- [Supplied data]:
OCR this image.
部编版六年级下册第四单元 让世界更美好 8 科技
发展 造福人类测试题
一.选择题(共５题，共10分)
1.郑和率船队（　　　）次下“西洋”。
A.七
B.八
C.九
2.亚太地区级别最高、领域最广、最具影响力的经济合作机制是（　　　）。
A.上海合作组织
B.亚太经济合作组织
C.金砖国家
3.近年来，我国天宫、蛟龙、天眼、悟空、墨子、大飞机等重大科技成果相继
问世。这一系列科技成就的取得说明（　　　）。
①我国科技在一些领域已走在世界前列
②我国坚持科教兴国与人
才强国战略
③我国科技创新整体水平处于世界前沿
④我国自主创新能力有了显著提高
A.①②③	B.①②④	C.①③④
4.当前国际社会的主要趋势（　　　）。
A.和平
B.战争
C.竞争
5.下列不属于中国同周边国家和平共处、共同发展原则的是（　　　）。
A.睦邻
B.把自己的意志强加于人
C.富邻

- [Set task]: Repeat every line of the records above exactly.

- [Output for this task]:
OCR this image.
部编版六年级下册第四单元 让世界更美好 8 科技
发展 造福人类测试题
一.选择题(共５题，共10分)
1.郑和率船队（　　　）次下“西洋”。
A.七
B.八
C.九
2.亚太地区级别最高、领域最广、最具影响力的经济合作机制是（　　　）。
A.上海合作组织
B.亚太经济合作组织
C.金砖国家
3.近年来，我国天宫、蛟龙、天眼、悟空、墨子、大飞机等重大科技成果相继
问世。这一系列科技成就的取得说明（　　　）。
①我国科技在一些领域已走在世界前列
②我国坚持科教兴国与人
才强国战略
③我国科技创新整体水平处于世界前沿
④我国自主创新能力有了显著提高
A.①②③	B.①②④	C.①③④
4.当前国际社会的主要趋势（　　　）。
A.和平
B.战争
C.竞争
5.下列不属于中国同周边国家和平共处、共同发展原则的是（　　　）。
A.睦邻
B.把自己的意志强加于人
C.富邻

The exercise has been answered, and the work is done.